## start DATASET RECORDS
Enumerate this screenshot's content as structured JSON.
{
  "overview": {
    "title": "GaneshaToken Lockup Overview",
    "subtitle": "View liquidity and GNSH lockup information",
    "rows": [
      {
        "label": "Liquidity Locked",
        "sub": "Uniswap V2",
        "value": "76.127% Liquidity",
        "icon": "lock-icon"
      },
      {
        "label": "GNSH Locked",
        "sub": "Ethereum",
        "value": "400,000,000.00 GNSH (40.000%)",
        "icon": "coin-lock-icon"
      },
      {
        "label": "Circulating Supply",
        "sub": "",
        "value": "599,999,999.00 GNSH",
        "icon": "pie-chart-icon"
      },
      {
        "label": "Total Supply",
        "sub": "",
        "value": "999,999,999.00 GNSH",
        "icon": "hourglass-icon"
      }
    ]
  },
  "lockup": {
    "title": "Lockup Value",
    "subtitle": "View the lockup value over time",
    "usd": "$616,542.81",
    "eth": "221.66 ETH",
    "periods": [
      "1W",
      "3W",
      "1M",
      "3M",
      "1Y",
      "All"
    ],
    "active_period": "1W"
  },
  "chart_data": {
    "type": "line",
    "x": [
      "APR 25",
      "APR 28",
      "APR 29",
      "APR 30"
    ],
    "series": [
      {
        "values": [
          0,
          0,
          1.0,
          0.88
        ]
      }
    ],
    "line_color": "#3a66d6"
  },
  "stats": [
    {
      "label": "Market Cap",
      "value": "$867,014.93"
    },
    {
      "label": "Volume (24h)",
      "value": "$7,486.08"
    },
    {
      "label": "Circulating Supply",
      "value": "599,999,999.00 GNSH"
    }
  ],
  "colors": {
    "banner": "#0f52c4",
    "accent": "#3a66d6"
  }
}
## end DATASET RECORDS
■ **WORK TO DO**:
Looking at the data above, how many lines hold the word "GNSH"? Respond with the number alone.

■ **COMPLETED TASK**:
6